═════ SOURCE PASSAGE

Last week, I left off my exploration of the International Committee of the Red Cross’s (ICRC) 2016 Updated Commentaries on the First Geneva Convention of 1949 by asking about the significance of consent where governments have lost control over portions of their territory to a non-state actor or actors who might use that ungoverned territory to threaten the interests of other States? The situation in Syria immediately comes to mind. If a threatened State, such as Turkey, sends forces into ungoverned territory to deal with the non-state actors without the consent of the State which has lost control of that land, such as Syria, should the two States automatically be considered in an international armed conflict with each other, as the ICRC’s “formula” suggests?
Consent seems more relevant to the issue of whether access to the territory must otherwise be based on the lawful exercise of State self-defense, rather than form the basis for conflict categorization. In other words, as a lawful recourse to force issue. This is evident when looking at the theory upon which the ICRC approach is based. That theory, set out in Dapo Akande’s “Classification of Armed Conflicts: Relevant Legal Concepts” found in the 2012 book International Law and the Classification of Conflicts, raises two points particularly worth noting. First, in that book (at p. 74) the lack of consent leading to an international armed conflict classification is based on the use of force being in breach of the intervening State’s obligations under “the principles of the non-use of force and non-intervention” as is reflected in the Armed Activities case. This reliance on a breach of Article 2(4) of the UN Charter, part of the law governing the recourse to war, appears at odds with the clear statement in the Updated Commentaries that the jus ad bellum (State self-defense) must be separated from the jus in bello (humanitarian law). Further, the Commentaries note the determination of the existence of an armed conflict should depend on the prevailing situation on the ground, and not whether the use of force is permitted under the Charter (para. 215). Ultimately this reliance on State consent, as the basis for conflict categorization, makes it difficult, if not impossible, to separate it from the law governing the recourse to war.

══════════

■ **CHALLENGE A**
Decide whether each statement agrees with the passage on consent and conflict classification, answering yes or no and quoting the deciding words of the passage. (i) The theory behind the ICRC approach appears in a 2012 book titled International Law and the Classification of Conflicts. (ii) The Updated Commentaries hold that the existence of an armed conflict should turn on whether the use of force is permitted under the Charter. (iii) The 2016 Updated Commentaries concern the Second Geneva Convention.

═════ RECORDS SHOWN

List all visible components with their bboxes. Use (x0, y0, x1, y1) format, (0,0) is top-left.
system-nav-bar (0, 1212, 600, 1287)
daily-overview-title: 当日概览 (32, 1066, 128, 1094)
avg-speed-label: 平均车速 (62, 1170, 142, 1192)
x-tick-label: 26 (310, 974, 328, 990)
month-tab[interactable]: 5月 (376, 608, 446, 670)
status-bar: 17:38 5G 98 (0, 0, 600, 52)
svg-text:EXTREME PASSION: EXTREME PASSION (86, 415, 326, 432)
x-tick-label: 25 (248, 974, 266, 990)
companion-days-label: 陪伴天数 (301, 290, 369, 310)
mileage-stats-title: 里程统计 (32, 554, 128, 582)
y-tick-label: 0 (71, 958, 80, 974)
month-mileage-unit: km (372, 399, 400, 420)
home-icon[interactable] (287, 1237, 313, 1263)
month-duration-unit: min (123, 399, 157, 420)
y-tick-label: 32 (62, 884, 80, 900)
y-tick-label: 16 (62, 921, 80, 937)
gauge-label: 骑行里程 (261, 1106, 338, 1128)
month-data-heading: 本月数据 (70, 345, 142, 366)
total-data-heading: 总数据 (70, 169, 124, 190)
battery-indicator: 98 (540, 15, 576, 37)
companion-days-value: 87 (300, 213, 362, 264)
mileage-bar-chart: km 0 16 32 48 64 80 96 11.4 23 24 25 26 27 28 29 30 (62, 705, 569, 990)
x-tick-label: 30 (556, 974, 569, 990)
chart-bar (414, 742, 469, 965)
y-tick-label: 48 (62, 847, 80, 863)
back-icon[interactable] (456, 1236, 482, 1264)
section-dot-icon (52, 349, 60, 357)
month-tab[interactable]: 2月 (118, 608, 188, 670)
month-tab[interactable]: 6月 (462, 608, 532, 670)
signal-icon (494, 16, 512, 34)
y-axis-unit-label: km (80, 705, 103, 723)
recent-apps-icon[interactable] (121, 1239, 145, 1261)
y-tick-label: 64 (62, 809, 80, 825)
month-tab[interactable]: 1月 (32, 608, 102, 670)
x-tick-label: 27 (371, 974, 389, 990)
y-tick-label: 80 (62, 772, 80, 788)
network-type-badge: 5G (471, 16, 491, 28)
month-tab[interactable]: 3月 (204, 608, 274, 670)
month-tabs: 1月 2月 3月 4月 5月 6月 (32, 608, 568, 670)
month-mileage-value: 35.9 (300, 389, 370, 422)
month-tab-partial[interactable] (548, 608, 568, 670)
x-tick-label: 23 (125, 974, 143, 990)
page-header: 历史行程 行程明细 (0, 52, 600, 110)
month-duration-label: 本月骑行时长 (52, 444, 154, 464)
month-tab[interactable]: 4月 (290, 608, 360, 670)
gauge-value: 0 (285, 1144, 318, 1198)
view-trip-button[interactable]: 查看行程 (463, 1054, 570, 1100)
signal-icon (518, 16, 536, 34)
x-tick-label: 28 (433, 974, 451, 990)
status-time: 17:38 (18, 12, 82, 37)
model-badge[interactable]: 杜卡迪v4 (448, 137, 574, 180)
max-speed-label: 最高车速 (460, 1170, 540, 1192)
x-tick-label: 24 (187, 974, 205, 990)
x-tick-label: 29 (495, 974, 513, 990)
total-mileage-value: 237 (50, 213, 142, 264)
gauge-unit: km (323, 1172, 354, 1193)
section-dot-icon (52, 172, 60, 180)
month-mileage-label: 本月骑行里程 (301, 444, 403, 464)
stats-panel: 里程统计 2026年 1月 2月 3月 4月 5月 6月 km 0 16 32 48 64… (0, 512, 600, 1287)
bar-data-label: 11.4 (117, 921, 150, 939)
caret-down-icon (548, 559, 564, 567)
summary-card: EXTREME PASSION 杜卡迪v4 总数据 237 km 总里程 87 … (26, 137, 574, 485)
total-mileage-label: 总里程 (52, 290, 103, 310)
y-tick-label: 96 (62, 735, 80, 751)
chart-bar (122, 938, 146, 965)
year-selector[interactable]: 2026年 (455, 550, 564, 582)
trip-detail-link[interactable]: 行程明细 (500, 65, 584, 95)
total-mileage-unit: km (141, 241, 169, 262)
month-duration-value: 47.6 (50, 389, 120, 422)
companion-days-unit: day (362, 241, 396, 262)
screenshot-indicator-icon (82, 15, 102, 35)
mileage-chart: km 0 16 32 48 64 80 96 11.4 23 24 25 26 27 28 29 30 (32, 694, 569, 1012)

══════════

■ **CHALLENGE B**
Set down as a numbered list the lines of the listing from its start through the line holding "x-tick-label: 25 (248, 974, 266, 990)", inclusive, leaving out blank lines.

■ **REPLY A**
(i) Yes: "set out in Dapo Akande’s “Classification of Armed Conflicts: Relevant Legal Concepts” found in the 2012 book International Law and the Classification of Conflicts"
(ii) No: "the determination of the existence of an armed conflict should depend on the prevailing situation on the ground, and not whether the use of force is permitted under the Charter (para. 215)"
(iii) No: "2016 Updated Commentaries on the First Geneva Convention of 1949"

■ **REPLY B**
1. List all visible components with their bboxes. Use (x0, y0, x1, y1) format, (0,0) is top-left.
2. system-nav-bar (0, 1212, 600, 1287)
3. daily-overview-title: 当日概览 (32, 1066, 128, 1094)
4. avg-speed-label: 平均车速 (62, 1170, 142, 1192)
5. x-tick-label: 26 (310, 974, 328, 990)
6. month-tab[interactable]: 5月 (376, 608, 446, 670)
7. status-bar: 17:38 5G 98 (0, 0, 600, 52)
8. svg-text:EXTREME PASSION: EXTREME PASSION (86, 415, 326, 432)
9. x-tick-label: 25 (248, 974, 266, 990)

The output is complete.